(Task):
Rewrite everything in the property tax passage from "So people argue" down to "paying taxes, right?", putting "tenants" wherever "renters" appears.

(Page excerpt):
▼

So people argue and say that this could shift costs towards consumers or renters. Now, I’m not sure this will go anywhere. The full elimination proposals that are out there sort of fall under this bucket because people are saying that they’re going to just get rid of property taxes are saying that they are going to fund that, replace the income through some combination of maybe state surpluses, sovereign wealth funds. We’ll talk about that, what that is in just a minute, and other taxes like Florida and North Dakota sort of have the most advance of these ideas. But I’ll just tell you, these are really bold ideas and I’ve done the math and I don’t know if it really makes sense because basically where does the revenue go? If you just ask people, “Hey, do you want to get rid of property taxes?” Of course, everyone is going to say yes, no one likes paying taxes, right?

▲

(Dataset excerpts):
▼

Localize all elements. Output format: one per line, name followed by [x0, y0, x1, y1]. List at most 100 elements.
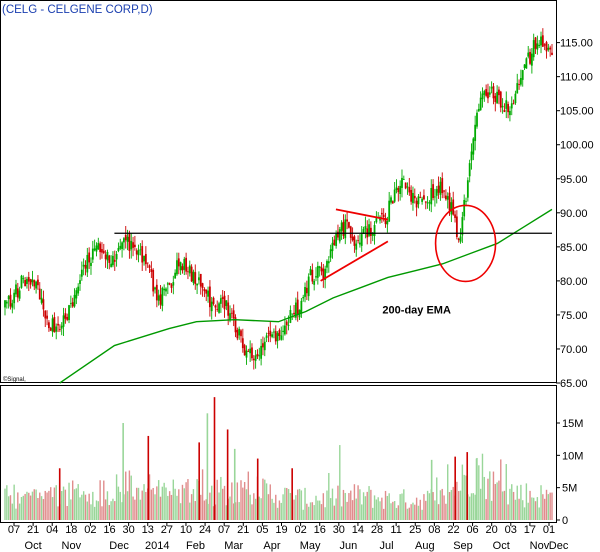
volume-bar — [500, 459, 502, 520]
volume-bar — [110, 501, 112, 520]
volume-bar — [322, 493, 325, 520]
volume-bar — [189, 502, 191, 520]
candle-body — [95, 245, 98, 252]
candle-body — [305, 287, 308, 294]
volume-bar — [470, 493, 473, 520]
volume-bar — [439, 490, 442, 520]
candle-body — [117, 247, 120, 251]
candle-body — [490, 87, 493, 89]
volume-bar — [372, 507, 374, 520]
volume-bar — [501, 491, 504, 520]
volume-bar — [293, 499, 295, 520]
price-panel-frame — [0, 0, 557, 383]
volume-bar — [478, 465, 480, 520]
candle-body — [280, 335, 283, 340]
volume-bar — [463, 474, 465, 520]
candle-body — [276, 333, 279, 342]
candle-body — [115, 254, 118, 260]
candle-body — [214, 305, 217, 308]
candle-body — [155, 284, 158, 301]
candle-body — [208, 286, 211, 308]
candle-body — [194, 272, 197, 285]
price-tick-label: 110.00 — [560, 72, 593, 84]
chart-overlays — [59, 204, 553, 384]
candle-body — [391, 201, 394, 204]
candle-body — [271, 334, 273, 337]
candle-body — [461, 217, 464, 236]
ema-200-line — [59, 208, 553, 384]
volume-bar — [161, 486, 164, 520]
x-month-label: Apr — [263, 540, 280, 552]
candle-body — [388, 200, 391, 222]
price-tick-label: 100.00 — [560, 140, 594, 152]
candle-body — [258, 355, 261, 357]
candle-body — [518, 84, 520, 85]
volume-spike — [291, 468, 293, 520]
volume-bar — [474, 494, 476, 520]
volume-bar — [280, 502, 282, 520]
candle-body — [316, 266, 319, 278]
candle-body — [324, 268, 327, 281]
volume-bar — [286, 487, 288, 520]
volume-spike — [198, 442, 200, 520]
volume-bar — [176, 495, 178, 520]
candle-body — [51, 318, 54, 332]
candle-body — [333, 239, 336, 245]
volume-bar — [540, 485, 542, 520]
candle-body — [48, 322, 50, 329]
volume-bar — [223, 485, 226, 520]
volume-bar — [401, 493, 403, 520]
volume-bar — [547, 494, 550, 520]
x-tick-label: 18 — [65, 524, 77, 536]
candle-body — [22, 278, 25, 280]
volume-tick-label: 5M — [562, 483, 577, 495]
candle-body — [487, 92, 489, 99]
volume-panel-frame — [0, 385, 557, 523]
candle-body — [315, 276, 317, 278]
candle-body — [296, 299, 299, 315]
volume-bar — [66, 506, 68, 520]
candle-body — [97, 243, 100, 250]
candle-body — [538, 44, 541, 46]
candle-body — [540, 36, 542, 46]
volume-spike — [213, 397, 216, 520]
candle-body — [547, 47, 550, 50]
volume-bar — [187, 479, 189, 520]
candle-body — [454, 214, 456, 218]
candle-body — [549, 47, 552, 50]
volume-bar — [236, 482, 239, 520]
volume-bar — [483, 476, 486, 520]
volume-bar — [238, 502, 240, 520]
candle-body — [443, 190, 445, 192]
candle-body — [505, 100, 508, 109]
volume-bar — [273, 502, 275, 520]
volume-bar — [232, 503, 235, 520]
volume-bar — [406, 508, 409, 520]
volume-bar — [37, 498, 39, 520]
candle-body — [541, 35, 544, 47]
volume-bar — [410, 504, 412, 520]
volume-bar — [386, 495, 389, 520]
volume-bar — [351, 500, 354, 520]
price-tick-label: 75.00 — [560, 310, 588, 322]
volume-bar — [71, 480, 74, 520]
candle-body — [133, 244, 136, 248]
candle-body — [35, 281, 38, 289]
candle-body — [503, 109, 506, 113]
candle-body — [247, 351, 250, 352]
volume-bar — [165, 487, 167, 520]
volume-bar — [456, 481, 458, 520]
volume-bar — [415, 497, 418, 520]
volume-bar — [313, 505, 315, 520]
candle-body — [368, 224, 370, 236]
volume-bar — [522, 500, 524, 520]
volume-bar — [447, 464, 449, 520]
volume-bar — [441, 488, 443, 520]
volume-bar — [117, 486, 120, 520]
candle-body — [512, 103, 515, 105]
volume-bar — [192, 489, 195, 520]
x-month-label: 2014 — [145, 540, 169, 552]
volume-bar — [329, 498, 332, 520]
candle-body — [450, 202, 453, 215]
volume-bar — [179, 503, 182, 520]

▲

(Exercise result):
So people argue and say that this could shift costs towards consumers or tenants. Now, I’m not sure this will go anywhere. The full elimination proposals that are out there sort of fall under this bucket because people are saying that they’re going to just get rid of property taxes are saying that they are going to fund that, replace the income through some combination of maybe state surpluses, sovereign wealth funds. We’ll talk about that, what that is in just a minute, and other taxes like Florida and North Dakota sort of have the most advance of these ideas. But I’ll just tell you, these are really bold ideas and I’ve done the math and I don’t know if it really makes sense because basically where does the revenue go? If you just ask people, “Hey, do you want to get rid of property taxes?” Of course, everyone is going to say yes, no one likes paying taxes, right?